Material for this task.
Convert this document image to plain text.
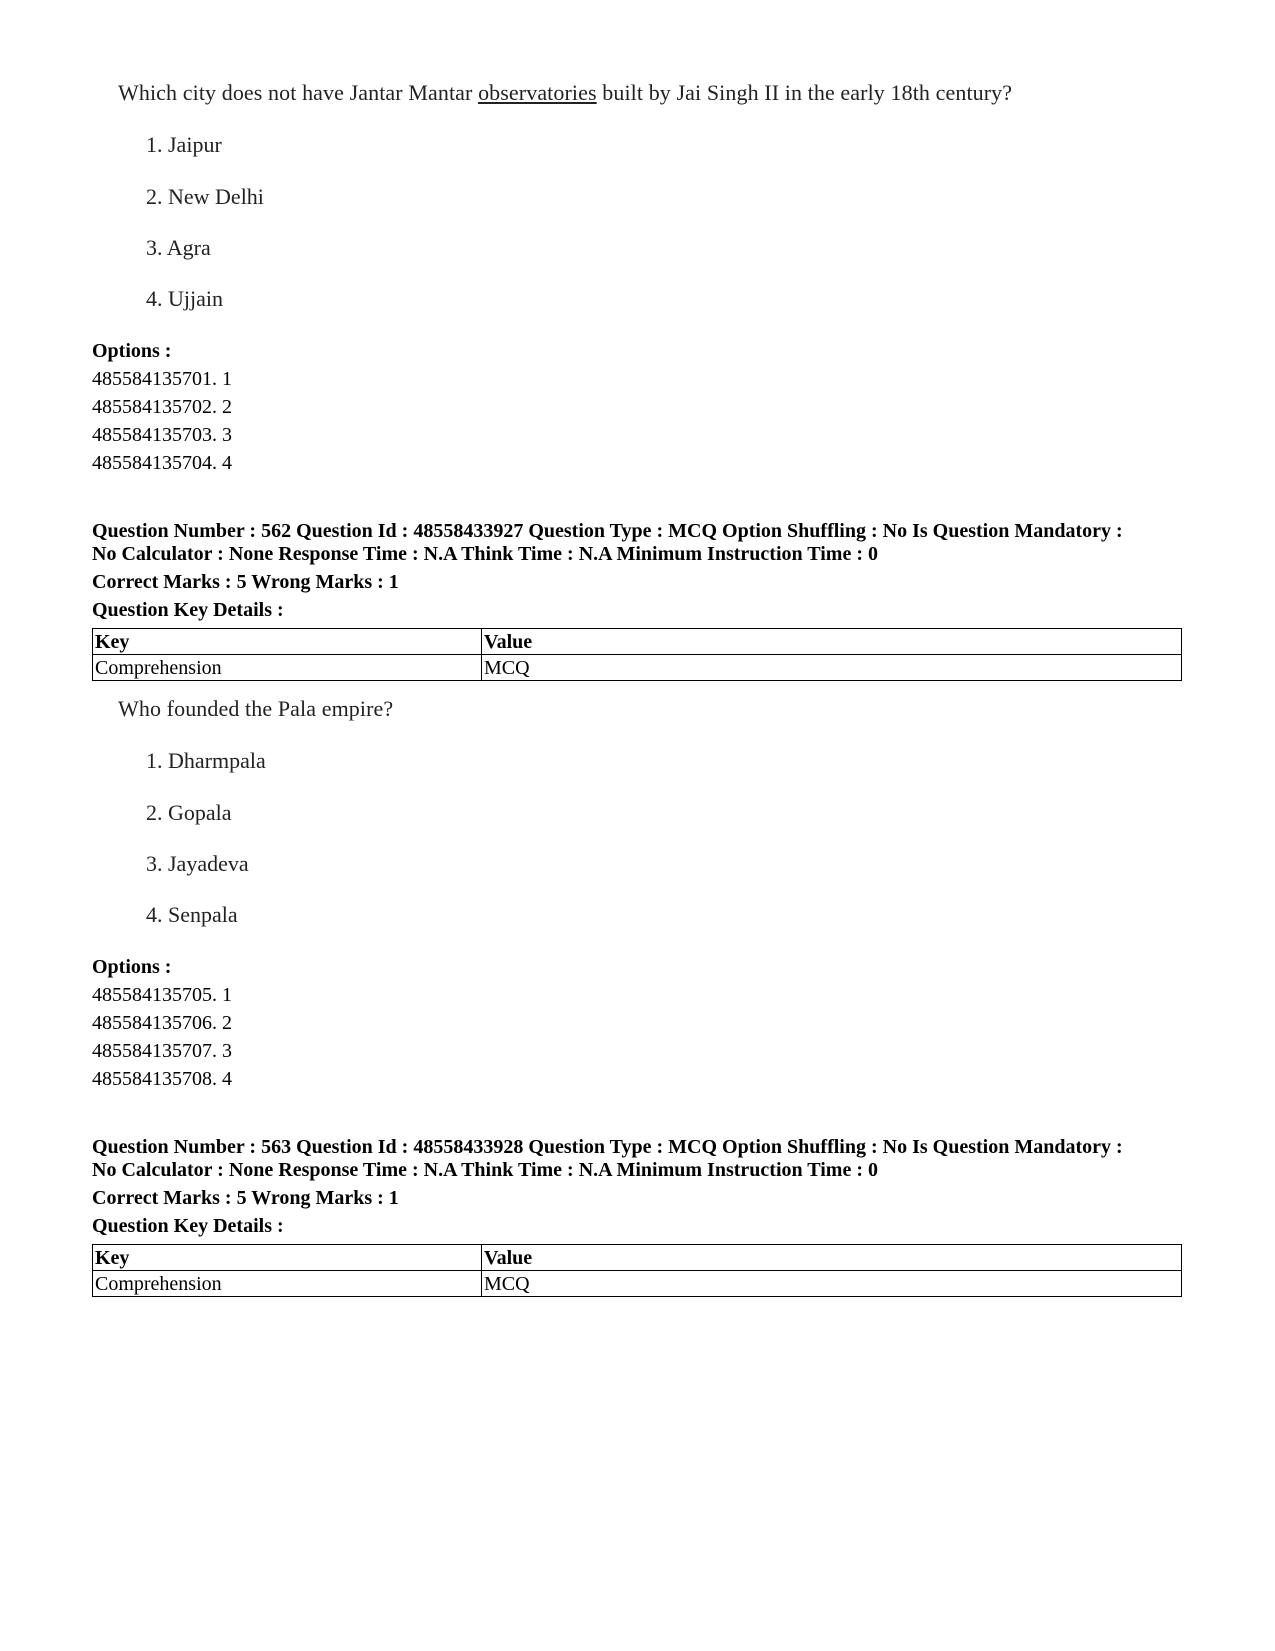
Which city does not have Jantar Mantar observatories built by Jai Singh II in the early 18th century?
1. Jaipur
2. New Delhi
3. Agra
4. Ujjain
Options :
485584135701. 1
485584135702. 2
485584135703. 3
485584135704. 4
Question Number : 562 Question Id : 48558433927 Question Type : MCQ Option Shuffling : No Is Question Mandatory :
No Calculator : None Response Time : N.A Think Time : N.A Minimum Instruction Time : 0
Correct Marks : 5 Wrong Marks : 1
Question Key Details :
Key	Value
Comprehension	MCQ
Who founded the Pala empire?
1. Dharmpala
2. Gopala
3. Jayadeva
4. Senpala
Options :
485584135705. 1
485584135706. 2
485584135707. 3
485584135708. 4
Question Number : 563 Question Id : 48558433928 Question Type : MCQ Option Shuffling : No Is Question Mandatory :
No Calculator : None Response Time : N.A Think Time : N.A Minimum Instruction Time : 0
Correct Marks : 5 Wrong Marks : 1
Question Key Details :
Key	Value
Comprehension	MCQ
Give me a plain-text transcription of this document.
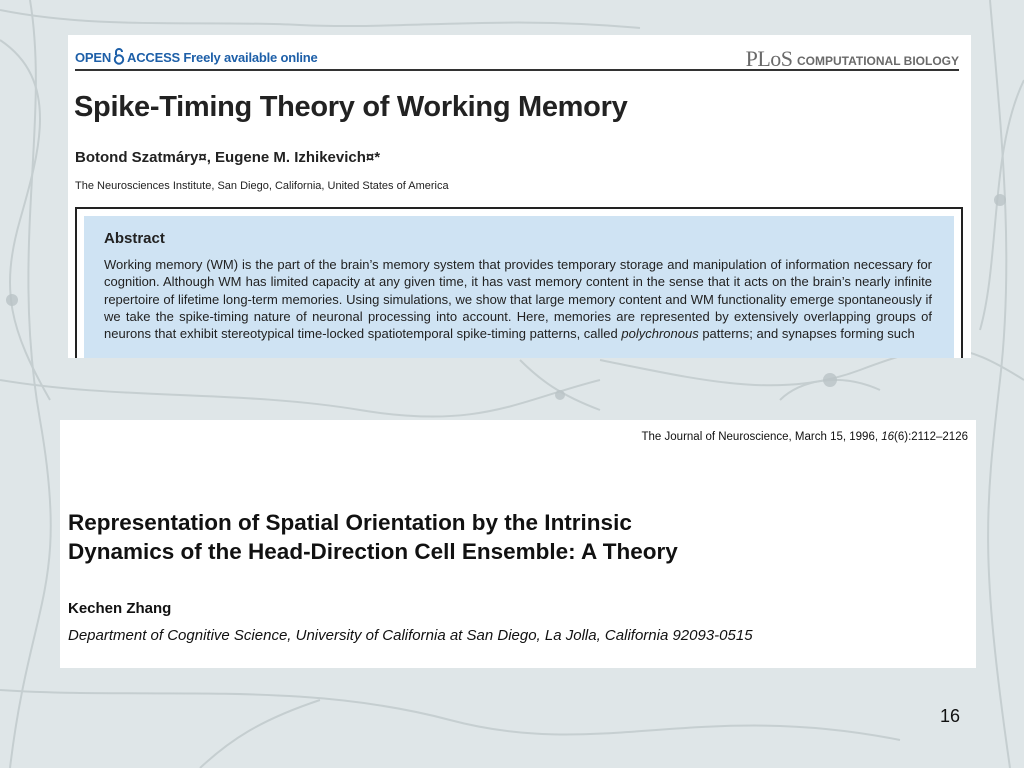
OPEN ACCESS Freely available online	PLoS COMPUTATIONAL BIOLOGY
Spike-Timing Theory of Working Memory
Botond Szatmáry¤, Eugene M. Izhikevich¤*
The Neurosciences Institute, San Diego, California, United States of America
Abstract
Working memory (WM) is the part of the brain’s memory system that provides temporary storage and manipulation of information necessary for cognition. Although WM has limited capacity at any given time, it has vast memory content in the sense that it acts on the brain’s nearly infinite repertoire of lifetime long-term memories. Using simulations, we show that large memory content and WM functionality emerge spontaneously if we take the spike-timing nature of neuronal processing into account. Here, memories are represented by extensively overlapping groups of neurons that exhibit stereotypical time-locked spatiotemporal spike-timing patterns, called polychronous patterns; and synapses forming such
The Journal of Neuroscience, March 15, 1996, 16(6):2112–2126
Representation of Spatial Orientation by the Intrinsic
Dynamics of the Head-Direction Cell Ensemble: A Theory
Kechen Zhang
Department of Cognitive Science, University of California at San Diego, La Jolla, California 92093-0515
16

What the exercise asks. Word for word, quote the full listing, omitting every picture.

Finished exercise.
Convert this document image to plain text.
Which city does not have Jantar Mantar observatories built by Jai Singh II in the early 18th century?
1. Jaipur
2. New Delhi
3. Agra
4. Ujjain
Options :
485584135701. 1
485584135702. 2
485584135703. 3
485584135704. 4
Question Number : 562 Question Id : 48558433927 Question Type : MCQ Option Shuffling : No Is Question Mandatory :
No Calculator : None Response Time : N.A Think Time : N.A Minimum Instruction Time : 0
Correct Marks : 5 Wrong Marks : 1
Question Key Details :
Key	Value
Comprehension	MCQ
Who founded the Pala empire?
1. Dharmpala
2. Gopala
3. Jayadeva
4. Senpala
Options :
485584135705. 1
485584135706. 2
485584135707. 3
485584135708. 4
Question Number : 563 Question Id : 48558433928 Question Type : MCQ Option Shuffling : No Is Question Mandatory :
No Calculator : None Response Time : N.A Think Time : N.A Minimum Instruction Time : 0
Correct Marks : 5 Wrong Marks : 1
Question Key Details :
Key	Value
Comprehension	MCQ
Give me a plain-text transcription of this document.
OPEN ACCESS Freely available online	PLoS COMPUTATIONAL BIOLOGY
Spike-Timing Theory of Working Memory
Botond Szatmáry¤, Eugene M. Izhikevich¤*
The Neurosciences Institute, San Diego, California, United States of America
Abstract
Working memory (WM) is the part of the brain’s memory system that provides temporary storage and manipulation of information necessary for cognition. Although WM has limited capacity at any given time, it has vast memory content in the sense that it acts on the brain’s nearly infinite repertoire of lifetime long-term memories. Using simulations, we show that large memory content and WM functionality emerge spontaneously if we take the spike-timing nature of neuronal processing into account. Here, memories are represented by extensively overlapping groups of neurons that exhibit stereotypical time-locked spatiotemporal spike-timing patterns, called polychronous patterns; and synapses forming such
The Journal of Neuroscience, March 15, 1996, 16(6):2112–2126
Representation of Spatial Orientation by the Intrinsic
Dynamics of the Head-Direction Cell Ensemble: A Theory
Kechen Zhang
Department of Cognitive Science, University of California at San Diego, La Jolla, California 92093-0515
16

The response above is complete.